Could you print every record below exactly as it appears?

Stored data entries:
══════

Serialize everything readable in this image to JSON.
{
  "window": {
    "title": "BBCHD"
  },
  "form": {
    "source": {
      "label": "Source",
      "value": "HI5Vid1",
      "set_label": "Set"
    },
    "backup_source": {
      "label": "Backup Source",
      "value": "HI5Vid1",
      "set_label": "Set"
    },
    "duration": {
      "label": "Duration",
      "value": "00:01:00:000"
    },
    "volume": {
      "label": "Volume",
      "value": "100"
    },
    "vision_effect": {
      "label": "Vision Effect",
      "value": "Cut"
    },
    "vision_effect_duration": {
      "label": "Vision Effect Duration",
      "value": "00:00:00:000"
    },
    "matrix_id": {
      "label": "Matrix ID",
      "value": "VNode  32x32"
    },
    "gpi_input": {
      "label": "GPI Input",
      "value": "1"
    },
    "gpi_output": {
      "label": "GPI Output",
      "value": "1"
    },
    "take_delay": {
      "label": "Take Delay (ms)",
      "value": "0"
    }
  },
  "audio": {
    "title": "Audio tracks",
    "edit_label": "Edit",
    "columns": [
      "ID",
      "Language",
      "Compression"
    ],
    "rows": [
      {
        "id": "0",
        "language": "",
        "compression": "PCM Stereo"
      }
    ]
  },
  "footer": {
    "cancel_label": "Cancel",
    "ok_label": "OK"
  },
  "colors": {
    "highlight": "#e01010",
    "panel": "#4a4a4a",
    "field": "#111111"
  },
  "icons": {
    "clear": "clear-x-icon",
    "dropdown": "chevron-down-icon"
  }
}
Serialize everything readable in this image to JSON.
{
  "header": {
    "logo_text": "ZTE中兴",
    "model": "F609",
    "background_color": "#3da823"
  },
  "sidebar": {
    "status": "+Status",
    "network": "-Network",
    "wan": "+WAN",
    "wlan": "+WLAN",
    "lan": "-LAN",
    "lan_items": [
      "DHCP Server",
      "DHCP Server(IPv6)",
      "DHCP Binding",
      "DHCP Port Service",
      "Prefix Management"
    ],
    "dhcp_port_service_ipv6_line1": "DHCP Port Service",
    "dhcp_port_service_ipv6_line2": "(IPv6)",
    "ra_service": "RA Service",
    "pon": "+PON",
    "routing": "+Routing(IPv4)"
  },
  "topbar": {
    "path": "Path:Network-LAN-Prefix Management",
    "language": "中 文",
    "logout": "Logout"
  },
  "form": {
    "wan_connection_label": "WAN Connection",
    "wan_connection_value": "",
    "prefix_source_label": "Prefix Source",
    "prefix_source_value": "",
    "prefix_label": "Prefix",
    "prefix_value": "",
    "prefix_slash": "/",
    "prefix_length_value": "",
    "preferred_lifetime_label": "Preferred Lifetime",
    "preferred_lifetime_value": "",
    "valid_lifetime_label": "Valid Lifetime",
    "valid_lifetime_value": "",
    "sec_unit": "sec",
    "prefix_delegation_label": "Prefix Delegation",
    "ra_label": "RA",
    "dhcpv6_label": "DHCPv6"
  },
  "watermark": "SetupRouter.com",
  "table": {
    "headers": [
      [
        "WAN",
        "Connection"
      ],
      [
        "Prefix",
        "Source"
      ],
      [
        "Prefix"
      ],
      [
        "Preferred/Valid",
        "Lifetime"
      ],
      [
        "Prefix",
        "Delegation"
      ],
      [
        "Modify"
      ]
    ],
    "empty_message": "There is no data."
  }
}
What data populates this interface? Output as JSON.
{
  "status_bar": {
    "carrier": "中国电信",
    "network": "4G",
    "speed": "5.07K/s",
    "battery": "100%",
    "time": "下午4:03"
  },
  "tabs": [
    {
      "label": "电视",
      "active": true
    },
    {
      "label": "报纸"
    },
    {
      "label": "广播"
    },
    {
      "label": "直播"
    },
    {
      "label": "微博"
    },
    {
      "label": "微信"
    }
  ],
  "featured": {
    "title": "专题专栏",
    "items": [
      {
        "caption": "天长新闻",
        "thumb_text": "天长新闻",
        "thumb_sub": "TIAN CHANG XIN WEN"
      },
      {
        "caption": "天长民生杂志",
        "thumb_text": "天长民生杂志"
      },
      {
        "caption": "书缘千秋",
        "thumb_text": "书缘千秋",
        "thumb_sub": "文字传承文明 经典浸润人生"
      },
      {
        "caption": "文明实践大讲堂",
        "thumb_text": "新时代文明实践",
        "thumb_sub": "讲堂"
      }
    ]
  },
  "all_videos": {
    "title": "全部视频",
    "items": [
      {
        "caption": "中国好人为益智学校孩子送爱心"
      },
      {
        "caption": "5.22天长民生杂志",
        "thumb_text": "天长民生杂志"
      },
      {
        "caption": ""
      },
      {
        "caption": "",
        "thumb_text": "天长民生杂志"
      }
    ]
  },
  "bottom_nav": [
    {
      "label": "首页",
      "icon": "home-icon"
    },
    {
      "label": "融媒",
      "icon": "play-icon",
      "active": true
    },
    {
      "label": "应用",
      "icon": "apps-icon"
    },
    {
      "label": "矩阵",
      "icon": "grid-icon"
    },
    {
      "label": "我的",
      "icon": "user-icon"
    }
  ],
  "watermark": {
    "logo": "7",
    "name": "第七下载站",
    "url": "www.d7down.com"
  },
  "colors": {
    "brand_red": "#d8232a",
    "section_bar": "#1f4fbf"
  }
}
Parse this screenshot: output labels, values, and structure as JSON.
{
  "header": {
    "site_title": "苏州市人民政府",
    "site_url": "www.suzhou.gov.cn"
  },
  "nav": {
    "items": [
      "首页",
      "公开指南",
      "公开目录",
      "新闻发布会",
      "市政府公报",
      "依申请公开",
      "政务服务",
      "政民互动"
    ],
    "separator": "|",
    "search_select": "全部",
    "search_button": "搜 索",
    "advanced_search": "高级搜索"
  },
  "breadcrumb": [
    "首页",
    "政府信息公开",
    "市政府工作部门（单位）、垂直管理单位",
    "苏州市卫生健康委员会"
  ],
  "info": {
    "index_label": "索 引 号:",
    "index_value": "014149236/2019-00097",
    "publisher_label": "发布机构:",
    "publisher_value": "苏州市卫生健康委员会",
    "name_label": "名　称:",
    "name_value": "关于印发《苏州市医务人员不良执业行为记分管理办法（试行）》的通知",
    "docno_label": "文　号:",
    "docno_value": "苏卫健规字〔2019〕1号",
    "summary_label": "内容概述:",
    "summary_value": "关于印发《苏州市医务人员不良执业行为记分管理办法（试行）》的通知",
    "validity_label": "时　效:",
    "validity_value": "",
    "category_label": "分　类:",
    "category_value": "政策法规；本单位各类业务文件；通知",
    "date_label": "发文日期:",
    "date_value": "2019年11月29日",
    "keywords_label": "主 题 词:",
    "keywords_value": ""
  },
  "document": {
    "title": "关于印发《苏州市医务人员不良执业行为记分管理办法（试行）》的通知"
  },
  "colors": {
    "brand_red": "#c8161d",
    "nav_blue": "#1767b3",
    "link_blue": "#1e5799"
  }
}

══════

EXERCISE RESULT
Serialize everything readable in this image to JSON.
{
  "window": {
    "title": "BBCHD"
  },
  "form": {
    "source": {
      "label": "Source",
      "value": "HI5Vid1",
      "set_label": "Set"
    },
    "backup_source": {
      "label": "Backup Source",
      "value": "HI5Vid1",
      "set_label": "Set"
    },
    "duration": {
      "label": "Duration",
      "value": "00:01:00:000"
    },
    "volume": {
      "label": "Volume",
      "value": "100"
    },
    "vision_effect": {
      "label": "Vision Effect",
      "value": "Cut"
    },
    "vision_effect_duration": {
      "label": "Vision Effect Duration",
      "value": "00:00:00:000"
    },
    "matrix_id": {
      "label": "Matrix ID",
      "value": "VNode  32x32"
    },
    "gpi_input": {
      "label": "GPI Input",
      "value": "1"
    },
    "gpi_output": {
      "label": "GPI Output",
      "value": "1"
    },
    "take_delay": {
      "label": "Take Delay (ms)",
      "value": "0"
    }
  },
  "audio": {
    "title": "Audio tracks",
    "edit_label": "Edit",
    "columns": [
      "ID",
      "Language",
      "Compression"
    ],
    "rows": [
      {
        "id": "0",
        "language": "",
        "compression": "PCM Stereo"
      }
    ]
  },
  "footer": {
    "cancel_label": "Cancel",
    "ok_label": "OK"
  },
  "colors": {
    "highlight": "#e01010",
    "panel": "#4a4a4a",
    "field": "#111111"
  },
  "icons": {
    "clear": "clear-x-icon",
    "dropdown": "chevron-down-icon"
  }
}
Serialize everything readable in this image to JSON.
{
  "header": {
    "logo_text": "ZTE中兴",
    "model": "F609",
    "background_color": "#3da823"
  },
  "sidebar": {
    "status": "+Status",
    "network": "-Network",
    "wan": "+WAN",
    "wlan": "+WLAN",
    "lan": "-LAN",
    "lan_items": [
      "DHCP Server",
      "DHCP Server(IPv6)",
      "DHCP Binding",
      "DHCP Port Service",
      "Prefix Management"
    ],
    "dhcp_port_service_ipv6_line1": "DHCP Port Service",
    "dhcp_port_service_ipv6_line2": "(IPv6)",
    "ra_service": "RA Service",
    "pon": "+PON",
    "routing": "+Routing(IPv4)"
  },
  "topbar": {
    "path": "Path:Network-LAN-Prefix Management",
    "language": "中 文",
    "logout": "Logout"
  },
  "form": {
    "wan_connection_label": "WAN Connection",
    "wan_connection_value": "",
    "prefix_source_label": "Prefix Source",
    "prefix_source_value": "",
    "prefix_label": "Prefix",
    "prefix_value": "",
    "prefix_slash": "/",
    "prefix_length_value": "",
    "preferred_lifetime_label": "Preferred Lifetime",
    "preferred_lifetime_value": "",
    "valid_lifetime_label": "Valid Lifetime",
    "valid_lifetime_value": "",
    "sec_unit": "sec",
    "prefix_delegation_label": "Prefix Delegation",
    "ra_label": "RA",
    "dhcpv6_label": "DHCPv6"
  },
  "watermark": "SetupRouter.com",
  "table": {
    "headers": [
      [
        "WAN",
        "Connection"
      ],
      [
        "Prefix",
        "Source"
      ],
      [
        "Prefix"
      ],
      [
        "Preferred/Valid",
        "Lifetime"
      ],
      [
        "Prefix",
        "Delegation"
      ],
      [
        "Modify"
      ]
    ],
    "empty_message": "There is no data."
  }
}
What data populates this interface? Output as JSON.
{
  "status_bar": {
    "carrier": "中国电信",
    "network": "4G",
    "speed": "5.07K/s",
    "battery": "100%",
    "time": "下午4:03"
  },
  "tabs": [
    {
      "label": "电视",
      "active": true
    },
    {
      "label": "报纸"
    },
    {
      "label": "广播"
    },
    {
      "label": "直播"
    },
    {
      "label": "微博"
    },
    {
      "label": "微信"
    }
  ],
  "featured": {
    "title": "专题专栏",
    "items": [
      {
        "caption": "天长新闻",
        "thumb_text": "天长新闻",
        "thumb_sub": "TIAN CHANG XIN WEN"
      },
      {
        "caption": "天长民生杂志",
        "thumb_text": "天长民生杂志"
      },
      {
        "caption": "书缘千秋",
        "thumb_text": "书缘千秋",
        "thumb_sub": "文字传承文明 经典浸润人生"
      },
      {
        "caption": "文明实践大讲堂",
        "thumb_text": "新时代文明实践",
        "thumb_sub": "讲堂"
      }
    ]
  },
  "all_videos": {
    "title": "全部视频",
    "items": [
      {
        "caption": "中国好人为益智学校孩子送爱心"
      },
      {
        "caption": "5.22天长民生杂志",
        "thumb_text": "天长民生杂志"
      },
      {
        "caption": ""
      },
      {
        "caption": "",
        "thumb_text": "天长民生杂志"
      }
    ]
  },
  "bottom_nav": [
    {
      "label": "首页",
      "icon": "home-icon"
    },
    {
      "label": "融媒",
      "icon": "play-icon",
      "active": true
    },
    {
      "label": "应用",
      "icon": "apps-icon"
    },
    {
      "label": "矩阵",
      "icon": "grid-icon"
    },
    {
      "label": "我的",
      "icon": "user-icon"
    }
  ],
  "watermark": {
    "logo": "7",
    "name": "第七下载站",
    "url": "www.d7down.com"
  },
  "colors": {
    "brand_red": "#d8232a",
    "section_bar": "#1f4fbf"
  }
}
Parse this screenshot: output labels, values, and structure as JSON.
{
  "header": {
    "site_title": "苏州市人民政府",
    "site_url": "www.suzhou.gov.cn"
  },
  "nav": {
    "items": [
      "首页",
      "公开指南",
      "公开目录",
      "新闻发布会",
      "市政府公报",
      "依申请公开",
      "政务服务",
      "政民互动"
    ],
    "separator": "|",
    "search_select": "全部",
    "search_button": "搜 索",
    "advanced_search": "高级搜索"
  },
  "breadcrumb": [
    "首页",
    "政府信息公开",
    "市政府工作部门（单位）、垂直管理单位",
    "苏州市卫生健康委员会"
  ],
  "info": {
    "index_label": "索 引 号:",
    "index_value": "014149236/2019-00097",
    "publisher_label": "发布机构:",
    "publisher_value": "苏州市卫生健康委员会",
    "name_label": "名　称:",
    "name_value": "关于印发《苏州市医务人员不良执业行为记分管理办法（试行）》的通知",
    "docno_label": "文　号:",
    "docno_value": "苏卫健规字〔2019〕1号",
    "summary_label": "内容概述:",
    "summary_value": "关于印发《苏州市医务人员不良执业行为记分管理办法（试行）》的通知",
    "validity_label": "时　效:",
    "validity_value": "",
    "category_label": "分　类:",
    "category_value": "政策法规；本单位各类业务文件；通知",
    "date_label": "发文日期:",
    "date_value": "2019年11月29日",
    "keywords_label": "主 题 词:",
    "keywords_value": ""
  },
  "document": {
    "title": "关于印发《苏州市医务人员不良执业行为记分管理办法（试行）》的通知"
  },
  "colors": {
    "brand_red": "#c8161d",
    "nav_blue": "#1767b3",
    "link_blue": "#1e5799"
  }
}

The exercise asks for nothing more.